▶ [TASK TO CARRY OUT] Search the data below for the string "Defined". Extract every line that contains it.

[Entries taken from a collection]
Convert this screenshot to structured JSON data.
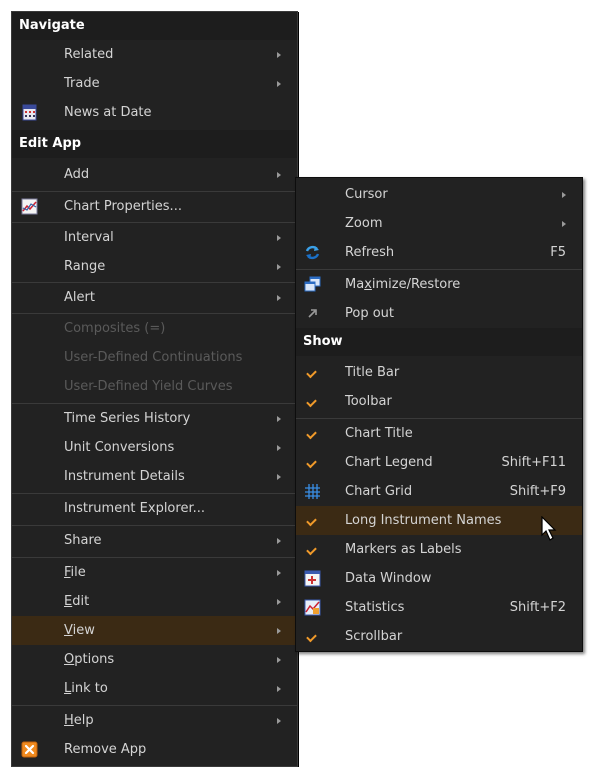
{
  "main_menu": {
    "navigate_header": "Navigate",
    "related": "Related",
    "trade": "Trade",
    "news_at_date": "News at Date",
    "edit_app_header": "Edit App",
    "add": "Add",
    "chart_properties": "Chart Properties...",
    "interval": "Interval",
    "range": "Range",
    "alert": "Alert",
    "composites": "Composites (=)",
    "user_defined_continuations": "User-Defined Continuations",
    "user_defined_yield_curves": "User-Defined Yield Curves",
    "time_series_history": "Time Series History",
    "unit_conversions": "Unit Conversions",
    "instrument_details": "Instrument Details",
    "instrument_explorer": "Instrument Explorer...",
    "share": "Share",
    "file_u": "F",
    "file_rest": "ile",
    "edit_u": "E",
    "edit_rest": "dit",
    "view_u": "V",
    "view_rest": "iew",
    "options_u": "O",
    "options_rest": "ptions",
    "link_u": "L",
    "link_rest": "ink to",
    "help_u": "H",
    "help_rest": "elp",
    "remove_app": "Remove App"
  },
  "view_submenu": {
    "cursor": "Cursor",
    "zoom": "Zoom",
    "refresh": "Refresh",
    "refresh_shortcut": "F5",
    "maximize_a": "Ma",
    "maximize_u": "x",
    "maximize_b": "imize/Restore",
    "pop_out": "Pop out",
    "show_header": "Show",
    "title_bar": "Title Bar",
    "toolbar": "Toolbar",
    "chart_title": "Chart Title",
    "chart_legend": "Chart Legend",
    "chart_legend_shortcut": "Shift+F11",
    "chart_grid": "Chart Grid",
    "chart_grid_shortcut": "Shift+F9",
    "long_instrument_names": "Long Instrument Names",
    "markers_as_labels": "Markers as Labels",
    "data_window": "Data Window",
    "statistics": "Statistics",
    "statistics_shortcut": "Shift+F2",
    "scrollbar": "Scrollbar"
  },
  "colors": {
    "menu_bg": "#222222",
    "highlight": "#3b2a14",
    "check": "#f09a2a",
    "disabled": "#5a5a5a"
  },
  "icons": [
    "calculator-icon",
    "chart-properties-icon",
    "refresh-icon",
    "maximize-restore-icon",
    "pop-out-icon",
    "grid-icon",
    "data-window-icon",
    "statistics-icon",
    "remove-icon",
    "cursor-pointer-icon"
  ]
}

▶ [RESULT OF THIS EXERCISE]
    "user_defined_continuations": "User-Defined Continuations",
    "user_defined_yield_curves": "User-Defined Yield Curves",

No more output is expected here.